** What is being asked **
Write out all of the entries exactly, please.

Data extracted from a collection
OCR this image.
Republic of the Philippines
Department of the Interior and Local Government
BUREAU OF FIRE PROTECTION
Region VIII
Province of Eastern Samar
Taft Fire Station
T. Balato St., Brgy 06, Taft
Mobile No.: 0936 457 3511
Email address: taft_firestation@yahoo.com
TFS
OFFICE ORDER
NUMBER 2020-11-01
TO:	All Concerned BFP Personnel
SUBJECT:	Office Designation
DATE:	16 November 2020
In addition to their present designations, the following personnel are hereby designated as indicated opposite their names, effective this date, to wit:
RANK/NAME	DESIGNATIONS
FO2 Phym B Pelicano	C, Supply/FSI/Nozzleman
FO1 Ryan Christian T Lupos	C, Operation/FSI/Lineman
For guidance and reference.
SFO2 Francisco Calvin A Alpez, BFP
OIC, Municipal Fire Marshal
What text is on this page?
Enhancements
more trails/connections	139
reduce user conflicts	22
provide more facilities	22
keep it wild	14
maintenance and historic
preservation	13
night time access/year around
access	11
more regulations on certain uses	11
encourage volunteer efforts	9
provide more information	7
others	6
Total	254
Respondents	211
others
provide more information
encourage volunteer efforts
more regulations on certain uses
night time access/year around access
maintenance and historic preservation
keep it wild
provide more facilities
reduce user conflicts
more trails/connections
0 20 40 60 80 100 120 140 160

** Solution **
OCR this image.
Republic of the Philippines
Department of the Interior and Local Government
BUREAU OF FIRE PROTECTION
Region VIII
Province of Eastern Samar
Taft Fire Station
T. Balato St., Brgy 06, Taft
Mobile No.: 0936 457 3511
Email address: taft_firestation@yahoo.com
TFS
OFFICE ORDER
NUMBER 2020-11-01
TO:	All Concerned BFP Personnel
SUBJECT:	Office Designation
DATE:	16 November 2020
In addition to their present designations, the following personnel are hereby designated as indicated opposite their names, effective this date, to wit:
RANK/NAME	DESIGNATIONS
FO2 Phym B Pelicano	C, Supply/FSI/Nozzleman
FO1 Ryan Christian T Lupos	C, Operation/FSI/Lineman
For guidance and reference.
SFO2 Francisco Calvin A Alpez, BFP
OIC, Municipal Fire Marshal
What text is on this page?
Enhancements
more trails/connections	139
reduce user conflicts	22
provide more facilities	22
keep it wild	14
maintenance and historic
preservation	13
night time access/year around
access	11
more regulations on certain uses	11
encourage volunteer efforts	9
provide more information	7
others	6
Total	254
Respondents	211
others
provide more information
encourage volunteer efforts
more regulations on certain uses
night time access/year around access
maintenance and historic preservation
keep it wild
provide more facilities
reduce user conflicts
more trails/connections
0 20 40 60 80 100 120 140 160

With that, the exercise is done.